WRITTEN REQUEST
Each entry here needs to be set down again exactly, please; pictures are left out.

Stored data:
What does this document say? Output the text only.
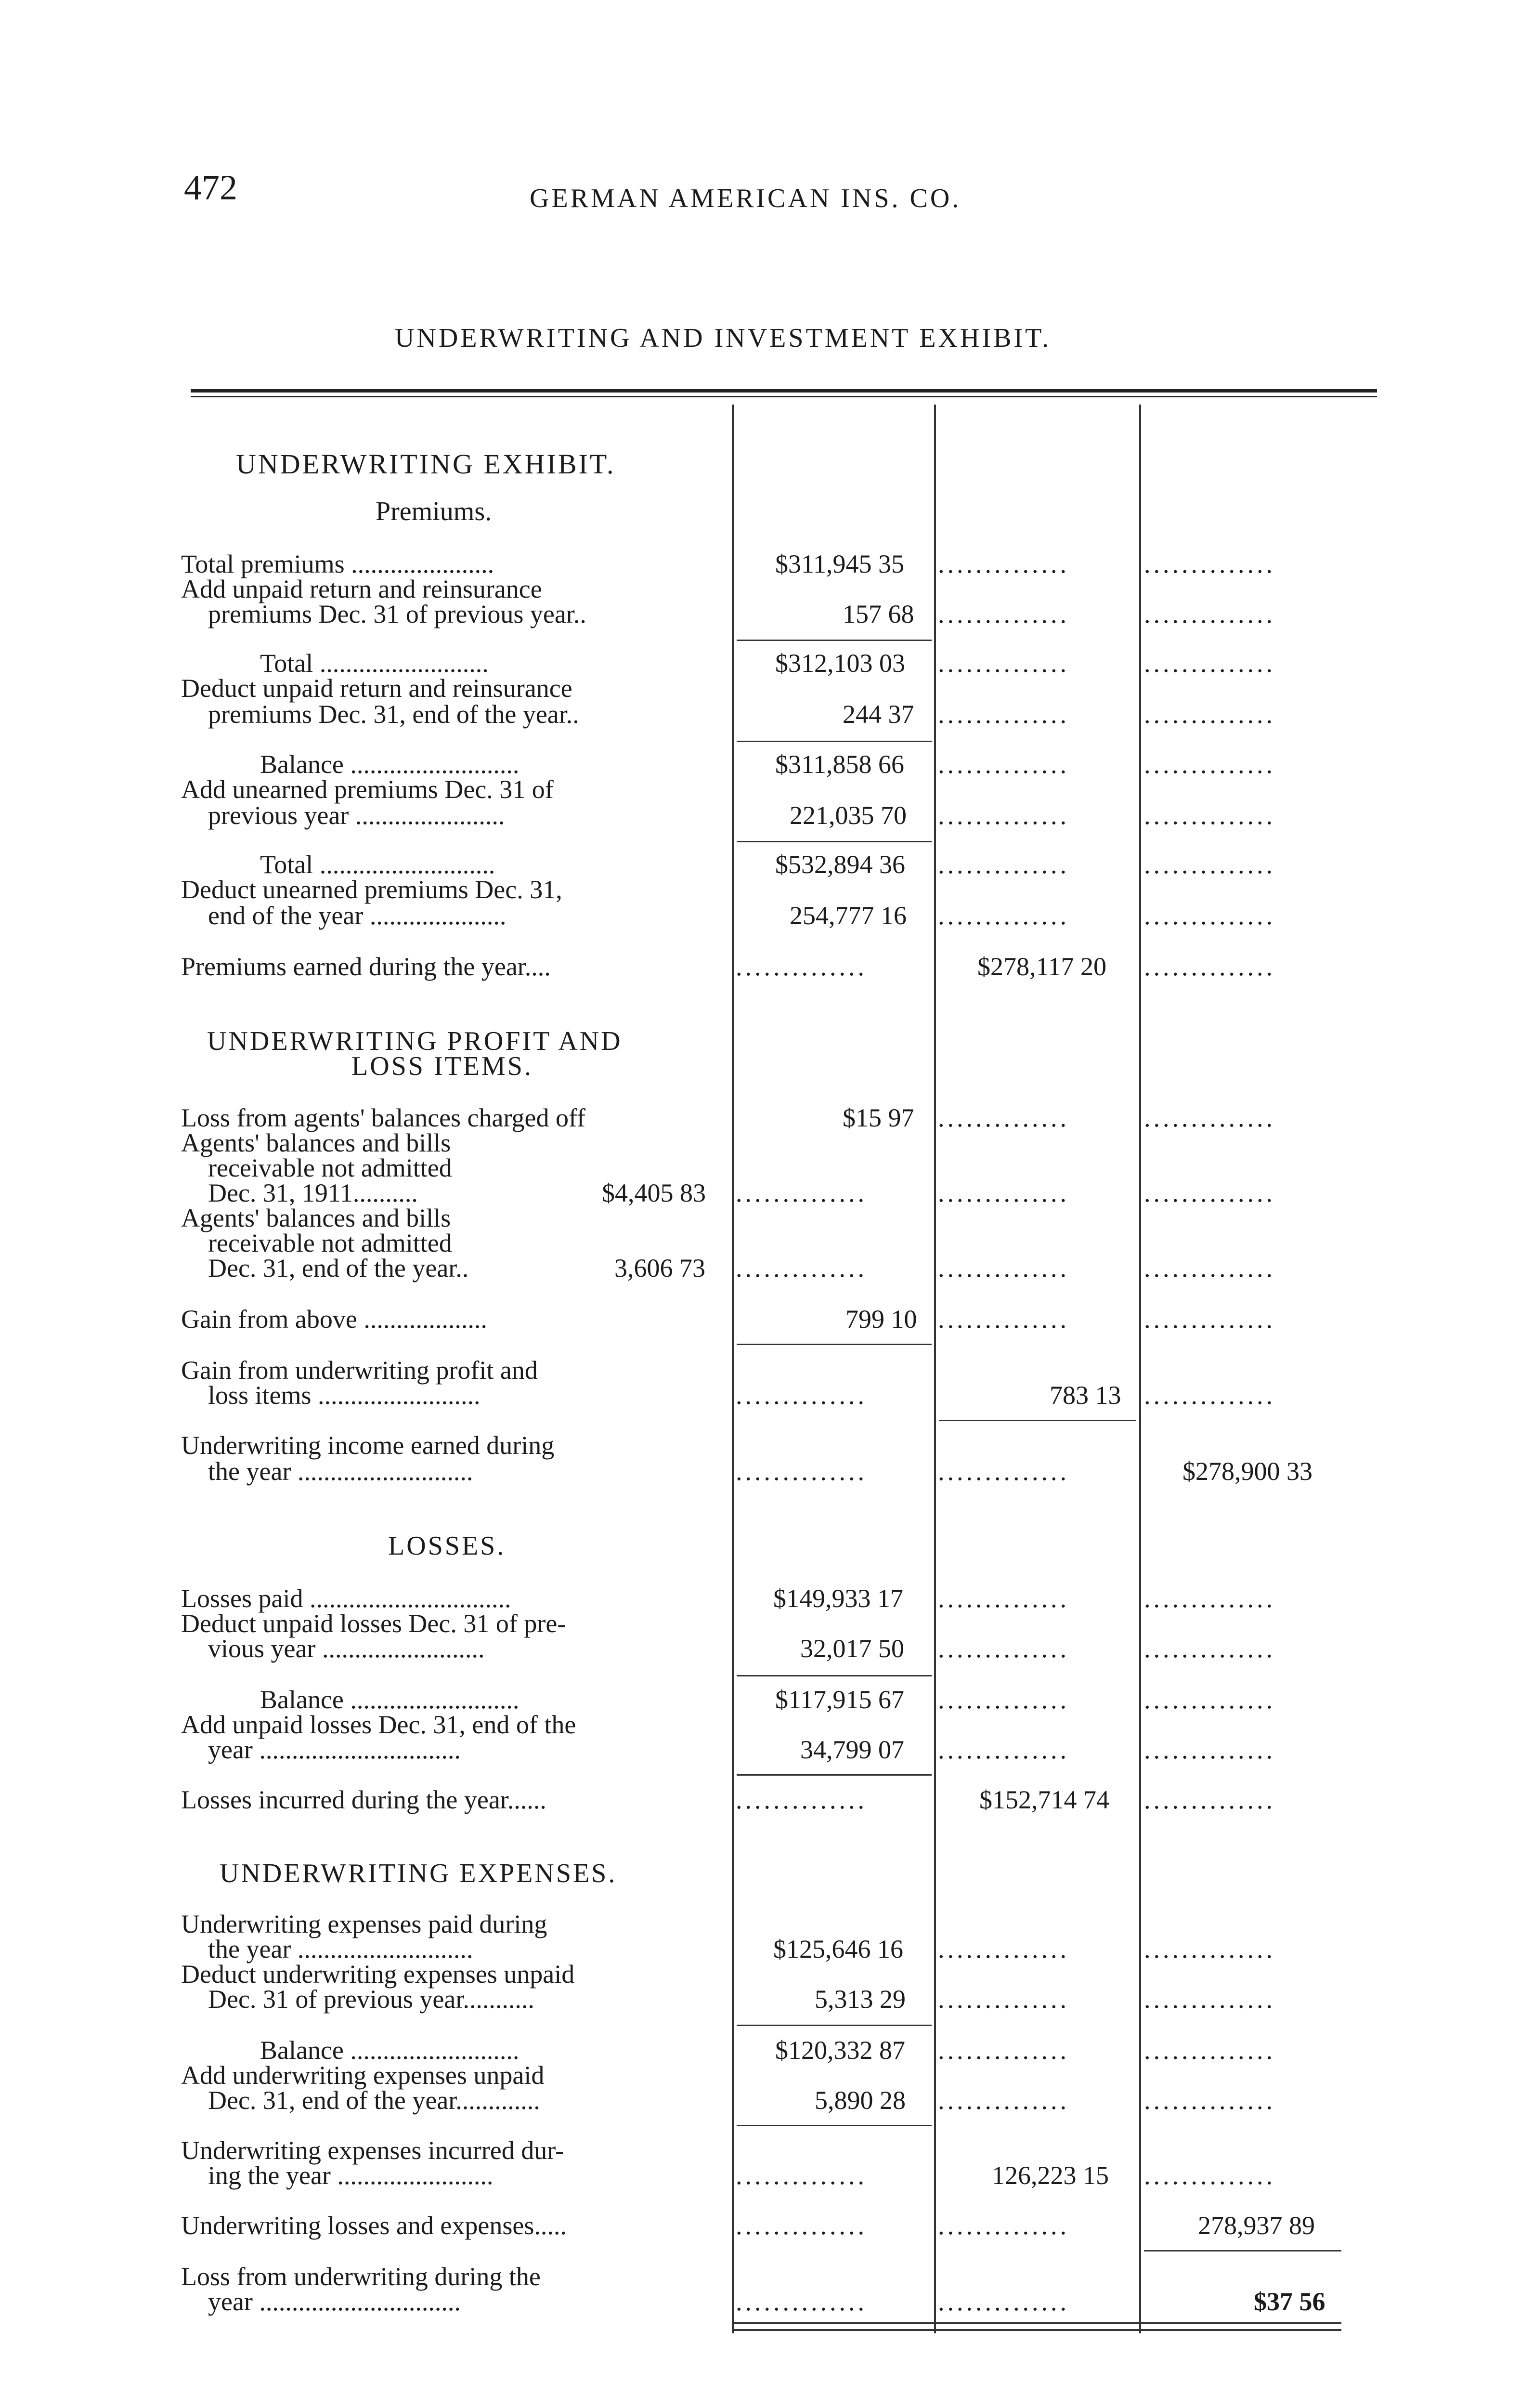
472	GERMAN AMERICAN INS. CO.
UNDERWRITING AND INVESTMENT EXHIBIT.
UNDERWRITING EXHIBIT.
Premiums.
Total premiums ......................	$311,945 35 ..............	..............
Add unpaid return and reinsurance
premiums Dec. 31 of previous year..	157 68 ..............	..............
Total ..........................	$312,103 03 ..............	..............
Deduct unpaid return and reinsurance
premiums Dec. 31, end of the year..	244 37 ..............	..............
Balance ..........................	$311,858 66 ..............	..............
Add unearned premiums Dec. 31 of
previous year .......................	221,035 70 ..............	..............
Total ...........................	$532,894 36 ..............	..............
Deduct unearned premiums Dec. 31,
end of the year .....................	254,777 16 ..............	..............
Premiums earned during the year....	..............	$278,117 20 ..............
UNDERWRITING PROFIT AND
LOSS ITEMS.
Loss from agents' balances charged off	$15 97 ..............	..............
Agents' balances and bills
receivable not admitted
Dec. 31, 1911..........	$4,405 83 ..............	..............	..............
Agents' balances and bills
receivable not admitted
Dec. 31, end of the year..	3,606 73 ..............	..............	..............
Gain from above ...................	799 10 ..............	..............
Gain from underwriting profit and
loss items .........................	..............	783 13 ..............
Underwriting income earned during
the year ...........................	..............	..............	$278,900 33
LOSSES.
Losses paid ...............................	$149,933 17 ..............	..............
Deduct unpaid losses Dec. 31 of pre-
vious year .........................	32,017 50 ..............	..............
Balance ..........................	$117,915 67 ..............	..............
Add unpaid losses Dec. 31, end of the
year ...............................	34,799 07 ..............	..............
Losses incurred during the year......	..............	$152,714 74 ..............
UNDERWRITING EXPENSES.
Underwriting expenses paid during
the year ...........................	$125,646 16 ..............	..............
Deduct underwriting expenses unpaid
Dec. 31 of previous year...........	5,313 29 ..............	..............
Balance ..........................	$120,332 87 ..............	..............
Add underwriting expenses unpaid
Dec. 31, end of the year.............	5,890 28 ..............	..............
Underwriting expenses incurred dur-
ing the year ........................	..............	126,223 15 ..............
Underwriting losses and expenses.....	..............	..............	278,937 89
Loss from underwriting during the
year ...............................	..............	..............	$37 56
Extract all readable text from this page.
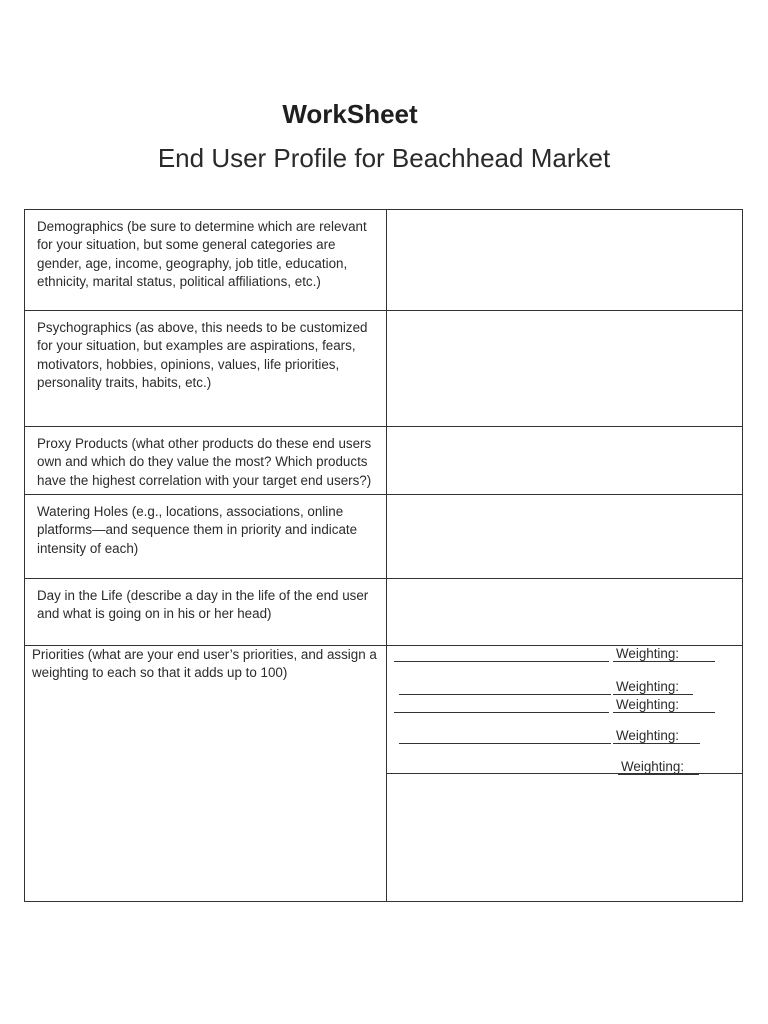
WorkSheet
End User Profile for Beachhead Market
Demographics (be sure to determine which are relevant for your situation, but some general categories are gender, age, income, geography, job title, education, ethnicity, marital status, political affiliations, etc.)	
Psychographics (as above, this needs to be customized for your situation, but examples are aspirations, fears, motivators, hobbies, opinions, values, life priorities, personality traits, habits, etc.)	
Proxy Products (what other products do these end users own and which do they value the most? Which products have the highest correlation with your target end users?)	
Watering Holes (e.g., locations, associations, online platforms—and sequence them in priority and indicate intensity of each)	
Day in the Life (describe a day in the life of the end user and what is going on in his or her head)	
Priorities (what are your end user’s priorities, and assign a weighting to each so that it adds up to 100)	Weighting:
Weighting:
Weighting:
Weighting:
Weighting:
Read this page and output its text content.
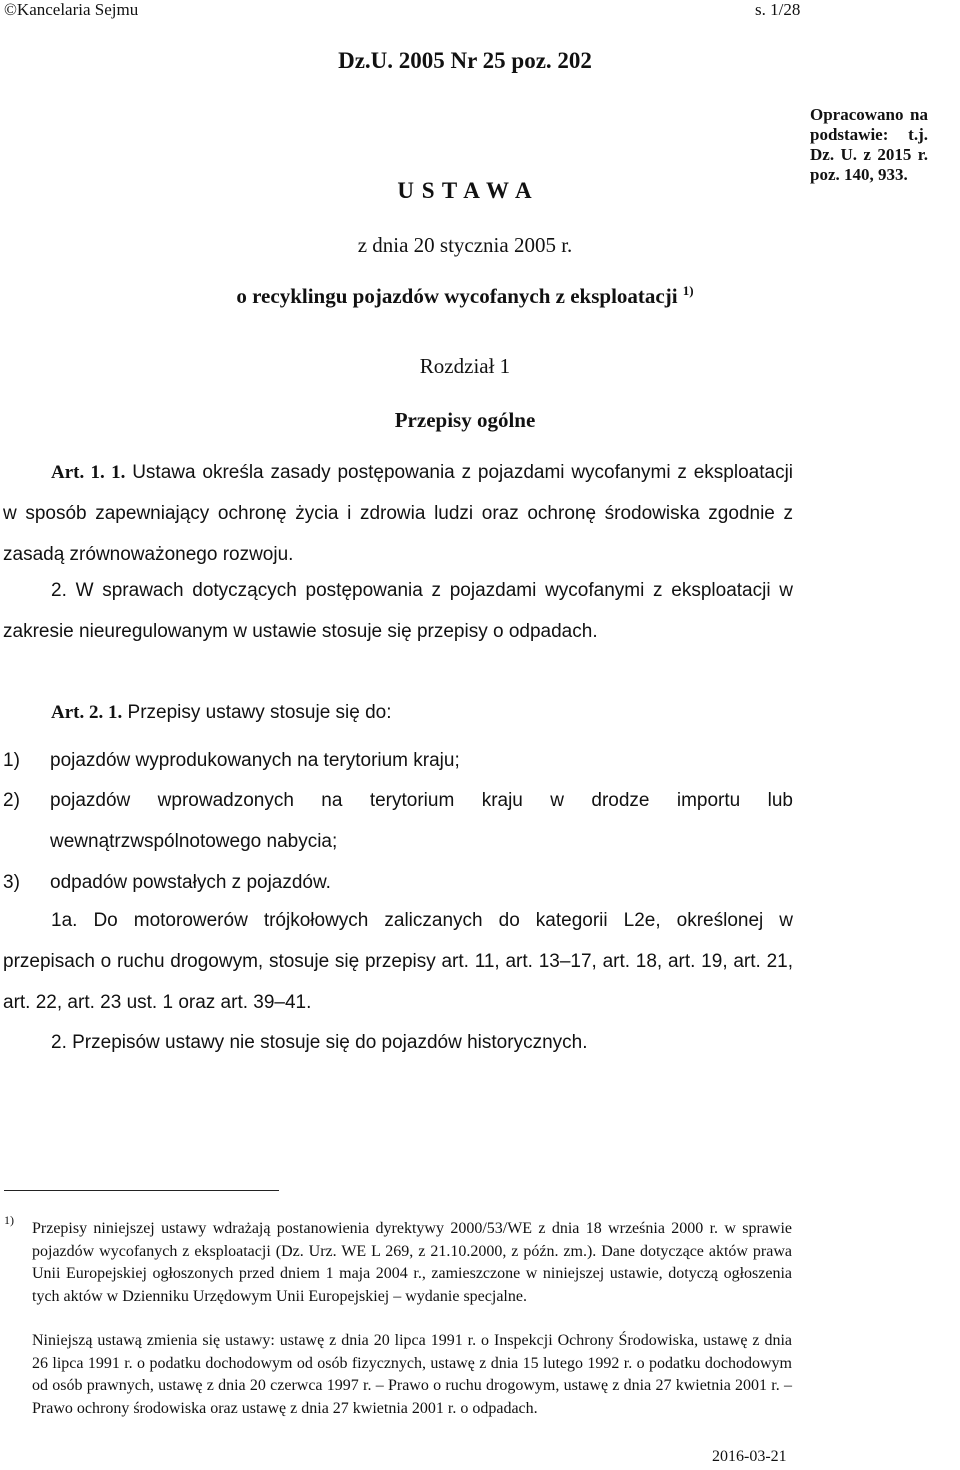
©Kancelaria Sejmu	s. 1/28
Dz.U. 2005 Nr 25 poz. 202
Opracowano na
podstawie: t.j.
Dz. U. z 2015 r.
poz. 140, 933.
U S T A W A
z dnia 20 stycznia 2005 r.
o recyklingu pojazdów wycofanych z eksploatacji $^{1)}$
Rozdział 1
Przepisy ogólne
Art. 1. 1. Ustawa określa zasady postępowania z pojazdami wycofanymi z eksploatacji w sposób zapewniający ochronę życia i zdrowia ludzi oraz ochronę środowiska zgodnie z zasadą zrównoważonego rozwoju.
2. W sprawach dotyczących postępowania z pojazdami wycofanymi z eksploatacji w zakresie nieuregulowanym w ustawie stosuje się przepisy o odpadach.
Art. 2. 1. Przepisy ustawy stosuje się do:
1)	pojazdów wyprodukowanych na terytorium kraju;
2)	pojazdów wprowadzonych na terytorium kraju w drodze importu lub wewnątrzwspólnotowego nabycia;
3)	odpadów powstałych z pojazdów.
1a. Do motorowerów trójkołowych zaliczanych do kategorii L2e, określonej w przepisach o ruchu drogowym, stosuje się przepisy art. 11, art. 13–17, art. 18, art. 19, art. 21, art. 22, art. 23 ust. 1 oraz art. 39–41.
2. Przepisów ustawy nie stosuje się do pojazdów historycznych.
1) Przepisy niniejszej ustawy wdrażają postanowienia dyrektywy 2000/53/WE z dnia 18 września 2000 r. w sprawie pojazdów wycofanych z eksploatacji (Dz. Urz. WE L 269, z 21.10.2000, z późn. zm.). Dane dotyczące aktów prawa Unii Europejskiej ogłoszonych przed dniem 1 maja 2004 r., zamieszczone w niniejszej ustawie, dotyczą ogłoszenia tych aktów w Dzienniku Urzędowym Unii Europejskiej – wydanie specjalne.
Niniejszą ustawą zmienia się ustawy: ustawę z dnia 20 lipca 1991 r. o Inspekcji Ochrony Środowiska, ustawę z dnia 26 lipca 1991 r. o podatku dochodowym od osób fizycznych, ustawę z dnia 15 lutego 1992 r. o podatku dochodowym od osób prawnych, ustawę z dnia 20 czerwca 1997 r. – Prawo o ruchu drogowym, ustawę z dnia 27 kwietnia 2001 r. – Prawo ochrony środowiska oraz ustawę z dnia 27 kwietnia 2001 r. o odpadach.
2016-03-21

RESPONSE BELOW
What does this document say? Output the text only.
472	GERMAN AMERICAN INS. CO.
UNDERWRITING AND INVESTMENT EXHIBIT.
UNDERWRITING EXHIBIT.
Premiums.
Total premiums ......................	$311,945 35 ..............	..............
Add unpaid return and reinsurance
premiums Dec. 31 of previous year..	157 68 ..............	..............
Total ..........................	$312,103 03 ..............	..............
Deduct unpaid return and reinsurance
premiums Dec. 31, end of the year..	244 37 ..............	..............
Balance ..........................	$311,858 66 ..............	..............
Add unearned premiums Dec. 31 of
previous year .......................	221,035 70 ..............	..............
Total ...........................	$532,894 36 ..............	..............
Deduct unearned premiums Dec. 31,
end of the year .....................	254,777 16 ..............	..............
Premiums earned during the year....	..............	$278,117 20 ..............
UNDERWRITING PROFIT AND
LOSS ITEMS.
Loss from agents' balances charged off	$15 97 ..............	..............
Agents' balances and bills
receivable not admitted
Dec. 31, 1911..........	$4,405 83 ..............	..............	..............
Agents' balances and bills
receivable not admitted
Dec. 31, end of the year..	3,606 73 ..............	..............	..............
Gain from above ...................	799 10 ..............	..............
Gain from underwriting profit and
loss items .........................	..............	783 13 ..............
Underwriting income earned during
the year ...........................	..............	..............	$278,900 33
LOSSES.
Losses paid ...............................	$149,933 17 ..............	..............
Deduct unpaid losses Dec. 31 of pre-
vious year .........................	32,017 50 ..............	..............
Balance ..........................	$117,915 67 ..............	..............
Add unpaid losses Dec. 31, end of the
year ...............................	34,799 07 ..............	..............
Losses incurred during the year......	..............	$152,714 74 ..............
UNDERWRITING EXPENSES.
Underwriting expenses paid during
the year ...........................	$125,646 16 ..............	..............
Deduct underwriting expenses unpaid
Dec. 31 of previous year...........	5,313 29 ..............	..............
Balance ..........................	$120,332 87 ..............	..............
Add underwriting expenses unpaid
Dec. 31, end of the year.............	5,890 28 ..............	..............
Underwriting expenses incurred dur-
ing the year ........................	..............	126,223 15 ..............
Underwriting losses and expenses.....	..............	..............	278,937 89
Loss from underwriting during the
year ...............................	..............	..............	$37 56
Extract all readable text from this page.
WorkSheet
End User Profile for Beachhead Market
Demographics (be sure to determine which are relevant for your situation, but some general categories are gender, age, income, geography, job title, education, ethnicity, marital status, political affiliations, etc.)	
Psychographics (as above, this needs to be customized for your situation, but examples are aspirations, fears, motivators, hobbies, opinions, values, life priorities, personality traits, habits, etc.)	
Proxy Products (what other products do these end users own and which do they value the most? Which products have the highest correlation with your target end users?)	
Watering Holes (e.g., locations, associations, online platforms—and sequence them in priority and indicate intensity of each)	
Day in the Life (describe a day in the life of the end user and what is going on in his or her head)	
Priorities (what are your end user’s priorities, and assign a weighting to each so that it adds up to 100)	Weighting:
Weighting:
Weighting:
Weighting:
Weighting:
Read this page and output its text content.
©Kancelaria Sejmu	s. 1/28
Dz.U. 2005 Nr 25 poz. 202
Opracowano na
podstawie: t.j.
Dz. U. z 2015 r.
poz. 140, 933.
U S T A W A
z dnia 20 stycznia 2005 r.
o recyklingu pojazdów wycofanych z eksploatacji $^{1)}$
Rozdział 1
Przepisy ogólne
Art. 1. 1. Ustawa określa zasady postępowania z pojazdami wycofanymi z eksploatacji w sposób zapewniający ochronę życia i zdrowia ludzi oraz ochronę środowiska zgodnie z zasadą zrównoważonego rozwoju.
2. W sprawach dotyczących postępowania z pojazdami wycofanymi z eksploatacji w zakresie nieuregulowanym w ustawie stosuje się przepisy o odpadach.
Art. 2. 1. Przepisy ustawy stosuje się do:
1)	pojazdów wyprodukowanych na terytorium kraju;
2)	pojazdów wprowadzonych na terytorium kraju w drodze importu lub wewnątrzwspólnotowego nabycia;
3)	odpadów powstałych z pojazdów.
1a. Do motorowerów trójkołowych zaliczanych do kategorii L2e, określonej w przepisach o ruchu drogowym, stosuje się przepisy art. 11, art. 13–17, art. 18, art. 19, art. 21, art. 22, art. 23 ust. 1 oraz art. 39–41.
2. Przepisów ustawy nie stosuje się do pojazdów historycznych.
1) Przepisy niniejszej ustawy wdrażają postanowienia dyrektywy 2000/53/WE z dnia 18 września 2000 r. w sprawie pojazdów wycofanych z eksploatacji (Dz. Urz. WE L 269, z 21.10.2000, z późn. zm.). Dane dotyczące aktów prawa Unii Europejskiej ogłoszonych przed dniem 1 maja 2004 r., zamieszczone w niniejszej ustawie, dotyczą ogłoszenia tych aktów w Dzienniku Urzędowym Unii Europejskiej – wydanie specjalne.
Niniejszą ustawą zmienia się ustawy: ustawę z dnia 20 lipca 1991 r. o Inspekcji Ochrony Środowiska, ustawę z dnia 26 lipca 1991 r. o podatku dochodowym od osób fizycznych, ustawę z dnia 15 lutego 1992 r. o podatku dochodowym od osób prawnych, ustawę z dnia 20 czerwca 1997 r. – Prawo o ruchu drogowym, ustawę z dnia 27 kwietnia 2001 r. – Prawo ochrony środowiska oraz ustawę z dnia 27 kwietnia 2001 r. o odpadach.
2016-03-21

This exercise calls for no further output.